§ Set task:
Repeat each record below exactly, dropping the pictures.

§ Data for this task:

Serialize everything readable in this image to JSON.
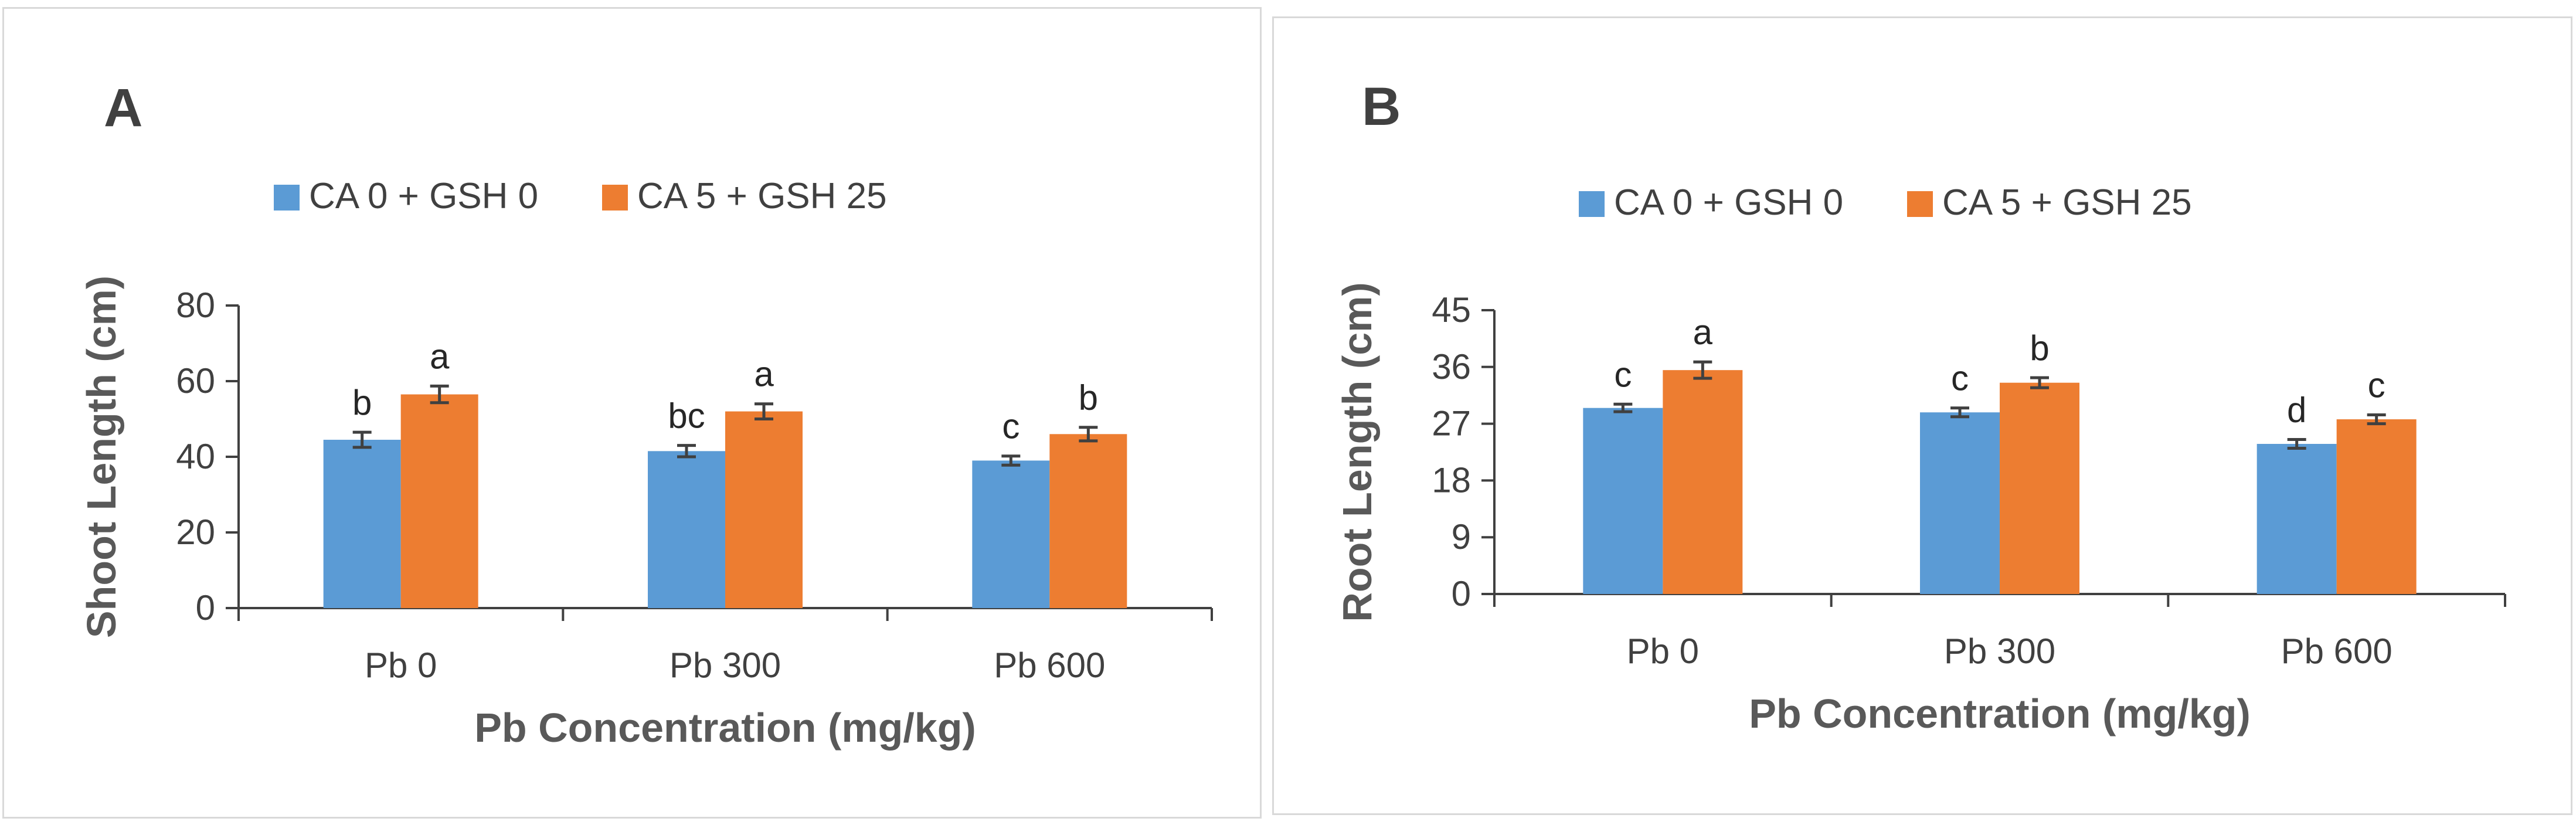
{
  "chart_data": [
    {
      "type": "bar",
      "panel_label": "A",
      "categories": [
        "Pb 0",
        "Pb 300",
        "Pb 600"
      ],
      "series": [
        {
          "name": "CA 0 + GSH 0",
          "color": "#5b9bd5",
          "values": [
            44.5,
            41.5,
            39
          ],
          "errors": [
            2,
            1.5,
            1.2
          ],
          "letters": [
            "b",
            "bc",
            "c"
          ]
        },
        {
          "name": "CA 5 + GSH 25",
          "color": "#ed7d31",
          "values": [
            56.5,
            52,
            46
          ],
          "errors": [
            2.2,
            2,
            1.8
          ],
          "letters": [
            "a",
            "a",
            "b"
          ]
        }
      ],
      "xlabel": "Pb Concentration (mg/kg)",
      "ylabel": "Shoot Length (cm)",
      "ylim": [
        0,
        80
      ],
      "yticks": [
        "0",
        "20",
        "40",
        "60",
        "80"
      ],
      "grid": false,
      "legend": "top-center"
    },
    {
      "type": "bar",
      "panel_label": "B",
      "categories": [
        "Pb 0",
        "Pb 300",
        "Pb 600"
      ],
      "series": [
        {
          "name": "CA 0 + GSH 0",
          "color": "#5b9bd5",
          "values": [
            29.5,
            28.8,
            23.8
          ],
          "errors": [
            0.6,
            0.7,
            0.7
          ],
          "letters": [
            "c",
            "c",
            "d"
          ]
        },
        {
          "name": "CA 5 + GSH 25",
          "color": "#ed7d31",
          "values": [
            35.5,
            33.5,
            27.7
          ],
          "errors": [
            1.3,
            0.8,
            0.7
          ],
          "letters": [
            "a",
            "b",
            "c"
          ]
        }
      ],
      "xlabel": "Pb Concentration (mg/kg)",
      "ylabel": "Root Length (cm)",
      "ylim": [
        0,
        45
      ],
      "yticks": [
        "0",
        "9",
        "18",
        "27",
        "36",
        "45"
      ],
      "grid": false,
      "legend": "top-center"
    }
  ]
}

§ Exercise answer:
Serialize everything readable in this image to JSON.
{
  "chart_data": [
    {
      "type": "bar",
      "panel_label": "A",
      "categories": [
        "Pb 0",
        "Pb 300",
        "Pb 600"
      ],
      "series": [
        {
          "name": "CA 0 + GSH 0",
          "color": "#5b9bd5",
          "values": [
            44.5,
            41.5,
            39
          ],
          "errors": [
            2,
            1.5,
            1.2
          ],
          "letters": [
            "b",
            "bc",
            "c"
          ]
        },
        {
          "name": "CA 5 + GSH 25",
          "color": "#ed7d31",
          "values": [
            56.5,
            52,
            46
          ],
          "errors": [
            2.2,
            2,
            1.8
          ],
          "letters": [
            "a",
            "a",
            "b"
          ]
        }
      ],
      "xlabel": "Pb Concentration (mg/kg)",
      "ylabel": "Shoot Length (cm)",
      "ylim": [
        0,
        80
      ],
      "yticks": [
        "0",
        "20",
        "40",
        "60",
        "80"
      ],
      "grid": false,
      "legend": "top-center"
    },
    {
      "type": "bar",
      "panel_label": "B",
      "categories": [
        "Pb 0",
        "Pb 300",
        "Pb 600"
      ],
      "series": [
        {
          "name": "CA 0 + GSH 0",
          "color": "#5b9bd5",
          "values": [
            29.5,
            28.8,
            23.8
          ],
          "errors": [
            0.6,
            0.7,
            0.7
          ],
          "letters": [
            "c",
            "c",
            "d"
          ]
        },
        {
          "name": "CA 5 + GSH 25",
          "color": "#ed7d31",
          "values": [
            35.5,
            33.5,
            27.7
          ],
          "errors": [
            1.3,
            0.8,
            0.7
          ],
          "letters": [
            "a",
            "b",
            "c"
          ]
        }
      ],
      "xlabel": "Pb Concentration (mg/kg)",
      "ylabel": "Root Length (cm)",
      "ylim": [
        0,
        45
      ],
      "yticks": [
        "0",
        "9",
        "18",
        "27",
        "36",
        "45"
      ],
      "grid": false,
      "legend": "top-center"
    }
  ]
}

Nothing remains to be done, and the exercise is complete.